** BEGIN Records for this task **

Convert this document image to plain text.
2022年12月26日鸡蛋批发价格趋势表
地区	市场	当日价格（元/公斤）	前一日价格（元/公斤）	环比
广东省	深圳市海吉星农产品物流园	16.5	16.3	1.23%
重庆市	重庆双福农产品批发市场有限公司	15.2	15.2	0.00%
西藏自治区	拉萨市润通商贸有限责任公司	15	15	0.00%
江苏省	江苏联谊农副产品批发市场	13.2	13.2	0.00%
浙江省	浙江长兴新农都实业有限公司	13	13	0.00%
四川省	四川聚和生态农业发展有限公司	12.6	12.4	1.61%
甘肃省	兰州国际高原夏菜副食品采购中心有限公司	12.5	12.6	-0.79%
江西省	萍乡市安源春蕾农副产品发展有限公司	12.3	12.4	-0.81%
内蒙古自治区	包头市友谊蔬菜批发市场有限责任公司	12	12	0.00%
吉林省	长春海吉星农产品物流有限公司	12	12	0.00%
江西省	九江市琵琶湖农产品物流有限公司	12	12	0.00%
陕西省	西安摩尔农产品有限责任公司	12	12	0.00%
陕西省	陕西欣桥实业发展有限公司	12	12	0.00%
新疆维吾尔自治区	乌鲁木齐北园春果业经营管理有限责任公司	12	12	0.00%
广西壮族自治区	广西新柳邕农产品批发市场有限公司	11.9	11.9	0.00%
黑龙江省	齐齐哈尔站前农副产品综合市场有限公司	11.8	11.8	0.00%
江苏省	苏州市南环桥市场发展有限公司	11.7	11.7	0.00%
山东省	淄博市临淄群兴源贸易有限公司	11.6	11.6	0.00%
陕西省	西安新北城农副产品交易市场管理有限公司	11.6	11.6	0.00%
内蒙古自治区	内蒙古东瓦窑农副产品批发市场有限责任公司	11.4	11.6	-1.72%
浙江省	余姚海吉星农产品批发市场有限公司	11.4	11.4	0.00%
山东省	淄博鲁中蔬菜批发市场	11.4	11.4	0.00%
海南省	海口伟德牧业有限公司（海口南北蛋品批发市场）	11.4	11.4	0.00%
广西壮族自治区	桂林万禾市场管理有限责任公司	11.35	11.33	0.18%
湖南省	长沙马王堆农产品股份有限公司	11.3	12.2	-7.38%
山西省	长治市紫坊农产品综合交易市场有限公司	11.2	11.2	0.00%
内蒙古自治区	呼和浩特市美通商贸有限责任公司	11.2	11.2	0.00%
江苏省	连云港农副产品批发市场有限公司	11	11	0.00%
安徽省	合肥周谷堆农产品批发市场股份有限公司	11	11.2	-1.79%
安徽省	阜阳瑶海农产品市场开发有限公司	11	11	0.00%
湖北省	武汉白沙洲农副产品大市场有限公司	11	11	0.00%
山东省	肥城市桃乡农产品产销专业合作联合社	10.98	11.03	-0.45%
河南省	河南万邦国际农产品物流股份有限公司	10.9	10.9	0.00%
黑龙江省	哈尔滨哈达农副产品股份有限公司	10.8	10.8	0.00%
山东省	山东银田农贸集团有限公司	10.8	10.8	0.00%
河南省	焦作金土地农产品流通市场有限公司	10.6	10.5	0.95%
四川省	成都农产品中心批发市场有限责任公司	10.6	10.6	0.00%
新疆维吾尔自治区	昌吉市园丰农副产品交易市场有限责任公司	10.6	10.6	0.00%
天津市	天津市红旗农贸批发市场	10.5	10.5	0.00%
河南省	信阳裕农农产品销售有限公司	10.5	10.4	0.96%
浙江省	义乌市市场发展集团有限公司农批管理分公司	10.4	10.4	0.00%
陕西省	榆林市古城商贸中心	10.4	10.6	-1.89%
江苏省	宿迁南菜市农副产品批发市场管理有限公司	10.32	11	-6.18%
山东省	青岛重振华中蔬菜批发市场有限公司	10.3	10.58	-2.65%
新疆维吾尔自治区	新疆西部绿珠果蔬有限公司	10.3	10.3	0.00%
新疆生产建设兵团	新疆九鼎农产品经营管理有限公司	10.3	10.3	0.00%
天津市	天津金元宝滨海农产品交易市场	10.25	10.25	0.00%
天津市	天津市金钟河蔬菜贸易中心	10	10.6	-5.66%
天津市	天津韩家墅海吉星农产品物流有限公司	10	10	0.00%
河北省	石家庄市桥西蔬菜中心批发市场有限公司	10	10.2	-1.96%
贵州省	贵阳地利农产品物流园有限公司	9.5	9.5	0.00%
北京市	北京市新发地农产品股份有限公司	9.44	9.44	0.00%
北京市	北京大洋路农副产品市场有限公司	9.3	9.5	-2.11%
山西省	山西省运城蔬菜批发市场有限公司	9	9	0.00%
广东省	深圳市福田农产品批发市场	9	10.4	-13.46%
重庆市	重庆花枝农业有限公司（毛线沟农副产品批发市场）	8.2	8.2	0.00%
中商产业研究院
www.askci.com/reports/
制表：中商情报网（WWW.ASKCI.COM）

** END Records for this task **

* **Description of the task**
Give the number of lines containing the word "新疆维吾尔自治区". No other answer is needed.

* **Result**
3